Text to read:
+ + + +
A powerful development environment for Java-based programming is Eclipse. Eclipse is a free, open-source IDE. It supports multiple languages through a plugin interface, with special attention paid to Java. Tools designed for working with Hadoop can be integrated into Eclipse, making it an attractive platform for Hadoop development. In this section we will review how to obtain, configure, and use Eclipse.
Downloading and Installing
Note: The most current release of Eclipse is called Ganymede. Our testing shows that Ganymede is currently incompatible with the Hadoop MapReduce plugin. The most recent version which worked properly with the Hadoop plugin is version 3.3.1, "Europa." To download Europa, do not visit the main Eclipse website; it can be found in the archive site http://archive.eclipse.org/eclipse/downloads/ as the "Archived Release (3.3.1)."
The Eclipse website has several versions available for download; choose either "Eclipse Classic" or "Eclipse IDE for Java Developers."
Because it is written in Java, Eclipse is very cross-platform. Eclipse is available for Windows, Linux, and Mac OSX.
Installing Eclipse is very straightforward. Eclipse is packaged as a .zip file. Windows itself can natively unzip the compressed file into a directory. If you encounter errors using the Windows decompression tool (see [1]), try using a third-party unzip utility such as 7-zip or WinRAR.
After you have decompressed Eclipse into a directory, you can run it straight from that directory with no modifications or other "installation" procedure. You may want to move it into C:\Program Files\Eclipse to keep consistent with your other applications, but it can reside in the Desktop or elsewhere as well.
Installing the Hadoop MapReduce Plugin
Hadoop comes with a plugin for Eclipse that makes developing MapReduce programs easier. In the hadoop-0.18.0/contrib/eclipse-plugin directory on this CD, you will find a file named hadoop-0.18.0-eclipse-plugin.jar. Copy this into the plugins/ subdirectory of wherever you unzipped Eclipse.
+ + + +
Set tasks:
1. Answer these questions using the text on setting up Eclipse for Hadoop:
(a) Which version of Eclipse is the most recent one that worked properly with the Hadoop plugin?
(b) Which third-party unzip utilities are suggested if the Windows decompression tool gives errors?
(c) Into which subdirectory should the file hadoop-0.18.0-eclipse-plugin.jar be copied?
2. Extend the text on setting up Eclipse for Hadoop, picking up right after its final sentence.
You will not need the items to complete any of the tasks.

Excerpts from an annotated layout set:
+ + + +
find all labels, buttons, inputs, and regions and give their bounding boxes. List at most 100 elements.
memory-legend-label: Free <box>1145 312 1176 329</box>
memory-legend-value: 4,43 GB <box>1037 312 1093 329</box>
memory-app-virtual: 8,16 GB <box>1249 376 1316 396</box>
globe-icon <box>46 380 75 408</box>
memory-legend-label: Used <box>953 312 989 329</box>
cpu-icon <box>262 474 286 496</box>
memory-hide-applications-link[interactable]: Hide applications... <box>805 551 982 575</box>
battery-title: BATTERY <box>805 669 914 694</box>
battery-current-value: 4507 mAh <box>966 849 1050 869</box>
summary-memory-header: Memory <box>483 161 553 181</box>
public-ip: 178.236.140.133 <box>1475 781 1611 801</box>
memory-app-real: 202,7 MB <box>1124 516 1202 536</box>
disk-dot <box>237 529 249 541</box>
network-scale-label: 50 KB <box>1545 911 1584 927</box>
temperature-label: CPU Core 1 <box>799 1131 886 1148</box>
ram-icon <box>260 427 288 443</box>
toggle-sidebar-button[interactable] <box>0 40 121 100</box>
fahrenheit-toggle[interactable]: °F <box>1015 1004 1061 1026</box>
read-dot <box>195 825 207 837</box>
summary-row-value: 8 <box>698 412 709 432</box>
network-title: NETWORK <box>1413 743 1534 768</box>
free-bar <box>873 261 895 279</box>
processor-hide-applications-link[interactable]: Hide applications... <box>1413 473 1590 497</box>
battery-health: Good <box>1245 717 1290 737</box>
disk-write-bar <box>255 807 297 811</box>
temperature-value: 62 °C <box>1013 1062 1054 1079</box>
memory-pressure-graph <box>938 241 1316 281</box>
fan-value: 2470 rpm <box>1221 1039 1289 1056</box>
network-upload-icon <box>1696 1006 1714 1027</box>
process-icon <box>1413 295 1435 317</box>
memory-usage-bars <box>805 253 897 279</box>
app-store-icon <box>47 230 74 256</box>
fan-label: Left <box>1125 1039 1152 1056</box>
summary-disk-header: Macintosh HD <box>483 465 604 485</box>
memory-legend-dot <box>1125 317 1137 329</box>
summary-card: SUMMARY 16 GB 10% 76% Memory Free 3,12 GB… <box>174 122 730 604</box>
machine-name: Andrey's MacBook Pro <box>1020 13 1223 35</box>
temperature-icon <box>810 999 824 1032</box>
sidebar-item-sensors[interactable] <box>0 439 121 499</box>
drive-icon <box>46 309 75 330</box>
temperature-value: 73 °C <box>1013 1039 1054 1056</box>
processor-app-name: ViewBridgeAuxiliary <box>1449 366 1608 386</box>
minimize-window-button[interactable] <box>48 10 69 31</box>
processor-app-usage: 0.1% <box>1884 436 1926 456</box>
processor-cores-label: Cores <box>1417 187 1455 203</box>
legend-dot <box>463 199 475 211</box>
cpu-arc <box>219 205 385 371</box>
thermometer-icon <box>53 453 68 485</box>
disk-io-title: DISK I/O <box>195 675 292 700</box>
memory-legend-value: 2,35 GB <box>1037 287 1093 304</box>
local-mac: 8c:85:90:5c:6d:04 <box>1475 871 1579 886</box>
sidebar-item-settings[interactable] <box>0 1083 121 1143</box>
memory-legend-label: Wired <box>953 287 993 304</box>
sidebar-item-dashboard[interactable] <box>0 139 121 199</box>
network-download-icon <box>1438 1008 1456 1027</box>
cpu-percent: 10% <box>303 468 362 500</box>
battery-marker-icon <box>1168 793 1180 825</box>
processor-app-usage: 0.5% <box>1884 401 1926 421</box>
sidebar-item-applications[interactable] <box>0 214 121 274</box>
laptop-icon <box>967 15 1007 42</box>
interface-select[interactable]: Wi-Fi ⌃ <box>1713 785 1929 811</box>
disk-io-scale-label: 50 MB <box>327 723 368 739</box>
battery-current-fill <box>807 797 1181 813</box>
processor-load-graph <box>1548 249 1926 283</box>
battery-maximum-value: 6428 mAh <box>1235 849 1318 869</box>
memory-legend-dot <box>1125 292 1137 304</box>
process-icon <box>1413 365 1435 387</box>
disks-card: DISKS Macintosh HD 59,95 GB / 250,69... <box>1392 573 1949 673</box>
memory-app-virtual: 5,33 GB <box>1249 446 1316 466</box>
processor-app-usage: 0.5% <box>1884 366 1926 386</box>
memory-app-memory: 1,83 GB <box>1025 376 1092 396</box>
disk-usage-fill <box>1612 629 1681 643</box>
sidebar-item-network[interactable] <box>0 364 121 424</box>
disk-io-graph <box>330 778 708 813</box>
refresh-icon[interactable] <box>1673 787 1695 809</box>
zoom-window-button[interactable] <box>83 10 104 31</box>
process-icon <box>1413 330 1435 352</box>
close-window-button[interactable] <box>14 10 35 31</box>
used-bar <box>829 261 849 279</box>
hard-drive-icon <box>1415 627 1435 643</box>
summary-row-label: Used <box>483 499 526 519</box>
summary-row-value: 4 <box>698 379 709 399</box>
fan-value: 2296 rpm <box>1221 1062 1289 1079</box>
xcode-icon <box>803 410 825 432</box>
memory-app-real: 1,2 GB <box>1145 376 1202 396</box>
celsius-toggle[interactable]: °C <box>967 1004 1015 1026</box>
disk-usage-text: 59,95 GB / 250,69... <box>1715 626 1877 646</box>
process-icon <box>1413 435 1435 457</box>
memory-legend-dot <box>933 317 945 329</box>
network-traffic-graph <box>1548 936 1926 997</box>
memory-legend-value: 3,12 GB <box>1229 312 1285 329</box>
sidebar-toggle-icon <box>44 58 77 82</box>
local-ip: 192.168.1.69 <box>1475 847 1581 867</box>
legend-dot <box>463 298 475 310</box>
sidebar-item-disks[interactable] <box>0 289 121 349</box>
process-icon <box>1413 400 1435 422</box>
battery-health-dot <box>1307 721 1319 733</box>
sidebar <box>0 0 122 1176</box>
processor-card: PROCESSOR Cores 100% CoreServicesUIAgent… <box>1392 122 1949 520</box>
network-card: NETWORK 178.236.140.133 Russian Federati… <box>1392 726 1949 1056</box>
+ + + +
Outputs:
1.
(a) Version 3.3.1, "Europa."
(b) 7-zip or WinRAR.
(c) The plugins/ subdirectory of wherever Eclipse was unzipped.

2.
Making a Copy of Hadoop
While we will be running MapReduce programs on the virtual machine, we will be compiling them on the host machine. The host therefore needs a copy of the Hadoop jars to compile your code against. Copy the /hadoop-0.18.0 directory from the CD into a location on your local drive, and remember where this is. You do not need to configure this copy of Hadoop in any way.
Running Eclipse
Navigate into the Eclipse directory and run eclipse.exe to start the IDE. Eclipse stores all of your source projects and their related settings in a directory called a workspace.
Upon starting Eclipse, it will prompt you for a directory to act as the workspace. Choose a directory name that makes sense to you and click OK.
eclipse-workspace
Configuring the MapReduce Plugin
In this section, we will walk through the process of configuring Eclipse to switch to the MapReduce perspective and connect to the Hadoop virtual machine.
Step 1: If you have not already done so, start Eclipse and choose a workspace directory. If you are presented with a "welcome" screen, click the button that says "Go to the Workbench." The Workbench is the main view of Eclipse, where you can write source code, launch programs, and manage your projects.
Step 2: Start the virtual machine. Double-click on the image.vmx file in the virtual machine's installation directory to launch the virtual machine. It should begin the Linux boot process.
Step 3: Switch to the MapReduce perspective. In the upper-right corner of the workbench, click the "Open Perspective" button, as shown in Figure 3.4:
Select "Other," followed by "Map/Reduce" in the window that opens up. At first, nothing may appear to change. In the menu, choose Window * Show View * Other. Under "MapReduce Tools," select "Map/Reduce Locations." This should make a new panel visible at the bottom of the screen, next to Problems and Tasks.
Step 4: Add the Server. In the Map/Reduce Locations panel, click on the elephant logo in the upper-right corner to add a new server to Eclipse.
You will now be asked to fill in a number of parameters identifying the server. To connect to the VMware image, the values are:
Location name: (Any descriptive name you want; e.g., "VMware server")
Map/Reduce Master Host: (The IP address printed at startup)
Map/Reduce Master Port: 9001
DFS Master Port: 9000
User name: hadoop-user
Next, click on the "Advanced" tab. There are two settings here which must be changed.
Scroll down to hadoop.job.ugi. It contains your current Windows login credentials. Highlight the first comma-separated value in this list (your username) and replace it with hadoop-user.
Next, scroll further down to mapred.system.dir. Erase the current value and set it to /hadoop/mapred/system.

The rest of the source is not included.